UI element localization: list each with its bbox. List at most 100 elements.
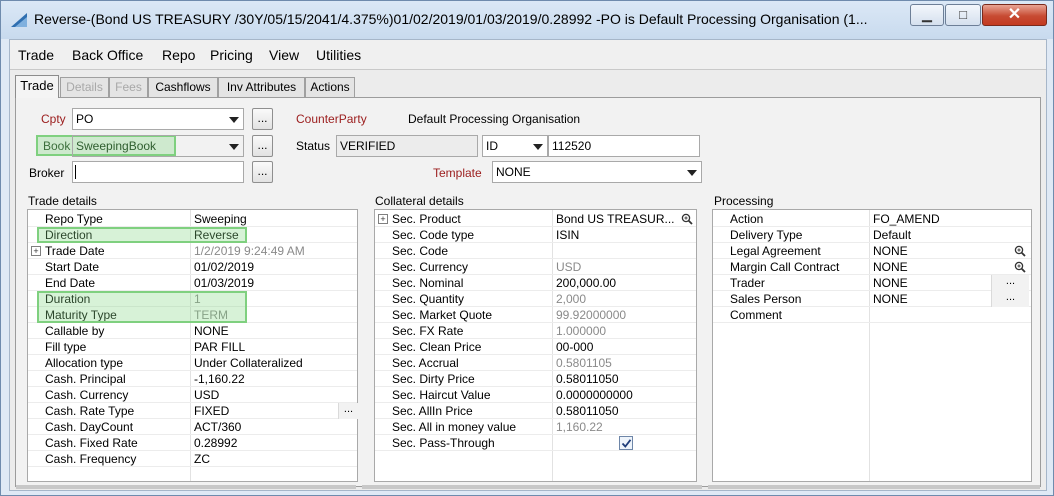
==
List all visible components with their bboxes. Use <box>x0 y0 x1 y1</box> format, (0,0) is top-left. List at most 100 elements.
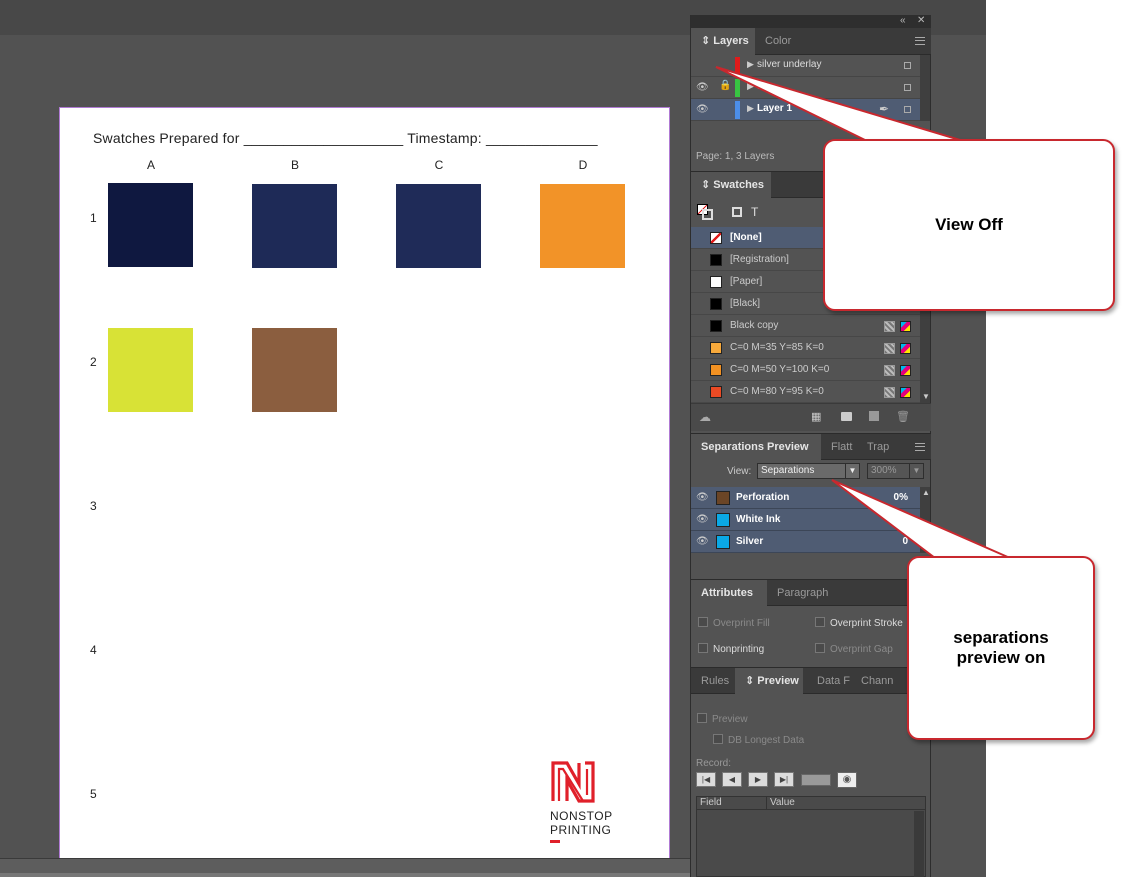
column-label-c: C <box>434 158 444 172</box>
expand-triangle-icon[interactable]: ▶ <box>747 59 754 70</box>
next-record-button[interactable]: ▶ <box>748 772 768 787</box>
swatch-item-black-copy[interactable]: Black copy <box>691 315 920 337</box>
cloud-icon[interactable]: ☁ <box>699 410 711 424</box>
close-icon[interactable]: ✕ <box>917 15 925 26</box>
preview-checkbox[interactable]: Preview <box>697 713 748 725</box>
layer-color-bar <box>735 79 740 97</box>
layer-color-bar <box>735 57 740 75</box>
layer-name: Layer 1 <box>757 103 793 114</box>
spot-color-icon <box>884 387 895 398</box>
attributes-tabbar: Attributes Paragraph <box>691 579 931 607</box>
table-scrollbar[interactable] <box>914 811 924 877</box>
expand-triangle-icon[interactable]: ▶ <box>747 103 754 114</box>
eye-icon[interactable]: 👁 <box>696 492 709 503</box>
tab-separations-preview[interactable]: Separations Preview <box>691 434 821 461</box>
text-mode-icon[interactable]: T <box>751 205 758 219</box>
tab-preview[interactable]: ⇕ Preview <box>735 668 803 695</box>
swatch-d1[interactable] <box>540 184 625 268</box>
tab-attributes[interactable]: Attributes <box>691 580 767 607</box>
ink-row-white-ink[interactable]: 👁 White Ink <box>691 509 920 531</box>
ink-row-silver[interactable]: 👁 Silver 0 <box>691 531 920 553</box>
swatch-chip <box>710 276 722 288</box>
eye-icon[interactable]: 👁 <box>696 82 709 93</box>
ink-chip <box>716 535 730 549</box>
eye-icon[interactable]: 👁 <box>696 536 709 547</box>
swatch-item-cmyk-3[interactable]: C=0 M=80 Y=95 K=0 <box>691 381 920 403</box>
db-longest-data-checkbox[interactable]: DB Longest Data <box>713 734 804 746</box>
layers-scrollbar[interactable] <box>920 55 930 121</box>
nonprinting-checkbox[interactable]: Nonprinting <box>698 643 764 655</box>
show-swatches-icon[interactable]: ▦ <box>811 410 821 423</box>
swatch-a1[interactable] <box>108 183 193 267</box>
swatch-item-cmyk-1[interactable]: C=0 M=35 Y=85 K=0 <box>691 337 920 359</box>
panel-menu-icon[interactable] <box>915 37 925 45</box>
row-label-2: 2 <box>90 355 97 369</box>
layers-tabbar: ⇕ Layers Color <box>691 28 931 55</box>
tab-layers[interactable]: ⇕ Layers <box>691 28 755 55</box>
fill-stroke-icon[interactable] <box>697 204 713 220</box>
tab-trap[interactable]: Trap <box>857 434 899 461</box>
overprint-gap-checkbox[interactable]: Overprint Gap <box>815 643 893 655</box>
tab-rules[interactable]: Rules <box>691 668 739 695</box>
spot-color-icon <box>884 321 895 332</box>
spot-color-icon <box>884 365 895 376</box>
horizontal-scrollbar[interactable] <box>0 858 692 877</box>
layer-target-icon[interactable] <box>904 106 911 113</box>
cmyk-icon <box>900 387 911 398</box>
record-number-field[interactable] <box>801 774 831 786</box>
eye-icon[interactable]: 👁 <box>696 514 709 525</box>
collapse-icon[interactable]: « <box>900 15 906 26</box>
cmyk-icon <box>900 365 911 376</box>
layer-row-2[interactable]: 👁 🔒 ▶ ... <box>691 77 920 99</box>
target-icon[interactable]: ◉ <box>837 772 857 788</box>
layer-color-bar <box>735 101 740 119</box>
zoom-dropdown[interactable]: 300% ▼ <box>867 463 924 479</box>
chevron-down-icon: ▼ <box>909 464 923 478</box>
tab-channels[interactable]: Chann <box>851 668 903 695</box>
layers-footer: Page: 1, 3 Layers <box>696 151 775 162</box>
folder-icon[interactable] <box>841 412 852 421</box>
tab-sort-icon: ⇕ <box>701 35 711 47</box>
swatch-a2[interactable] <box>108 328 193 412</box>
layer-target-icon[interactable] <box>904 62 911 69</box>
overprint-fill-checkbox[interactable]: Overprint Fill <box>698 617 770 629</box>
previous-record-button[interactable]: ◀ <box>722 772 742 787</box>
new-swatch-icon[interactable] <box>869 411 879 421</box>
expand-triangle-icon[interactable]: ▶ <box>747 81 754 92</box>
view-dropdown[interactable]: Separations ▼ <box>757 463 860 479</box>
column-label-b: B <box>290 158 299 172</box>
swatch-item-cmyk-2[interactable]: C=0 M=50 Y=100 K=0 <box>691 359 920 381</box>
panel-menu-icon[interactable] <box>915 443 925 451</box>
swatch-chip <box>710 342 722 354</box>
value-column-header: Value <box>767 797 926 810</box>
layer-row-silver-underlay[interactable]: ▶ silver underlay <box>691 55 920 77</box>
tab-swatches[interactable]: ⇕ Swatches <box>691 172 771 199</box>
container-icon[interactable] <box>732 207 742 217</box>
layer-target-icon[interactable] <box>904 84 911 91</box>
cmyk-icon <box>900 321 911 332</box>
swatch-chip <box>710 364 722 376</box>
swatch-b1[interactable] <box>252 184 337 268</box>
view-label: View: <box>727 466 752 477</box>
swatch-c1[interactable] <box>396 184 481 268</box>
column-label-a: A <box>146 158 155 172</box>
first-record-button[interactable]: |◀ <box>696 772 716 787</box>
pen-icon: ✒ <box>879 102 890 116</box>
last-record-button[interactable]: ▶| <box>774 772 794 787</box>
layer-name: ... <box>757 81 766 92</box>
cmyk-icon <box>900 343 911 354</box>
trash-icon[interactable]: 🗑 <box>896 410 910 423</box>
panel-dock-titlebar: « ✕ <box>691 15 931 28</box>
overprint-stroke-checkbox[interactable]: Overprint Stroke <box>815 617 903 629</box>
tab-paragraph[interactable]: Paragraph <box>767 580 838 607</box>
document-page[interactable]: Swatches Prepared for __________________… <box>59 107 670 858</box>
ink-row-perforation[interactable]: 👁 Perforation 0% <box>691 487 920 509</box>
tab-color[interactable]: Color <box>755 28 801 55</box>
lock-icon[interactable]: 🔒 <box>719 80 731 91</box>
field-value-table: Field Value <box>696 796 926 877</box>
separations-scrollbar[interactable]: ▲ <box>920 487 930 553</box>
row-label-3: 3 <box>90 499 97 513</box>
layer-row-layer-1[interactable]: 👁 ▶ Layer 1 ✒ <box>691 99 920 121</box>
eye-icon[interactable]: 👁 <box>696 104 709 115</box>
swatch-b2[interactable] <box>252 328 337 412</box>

*Problem to work on*. Rewrite the portion of the material that opens with the line containing "List all visible" and closes with the line containing "expand-triangle-icon[interactable]: ▶ <box>747 59", keeping the request line and adding 20 to every box coordinate. Leave the picture out.

*Worked solution*.
List all visible components with their bboxes. Use <box>x0 y0 x1 y1</box> format, (0,0) is top-left. List at most 100 elements.
column-label-c: C <box>454 178 464 192</box>
expand-triangle-icon[interactable]: ▶ <box>767 79 774 90</box>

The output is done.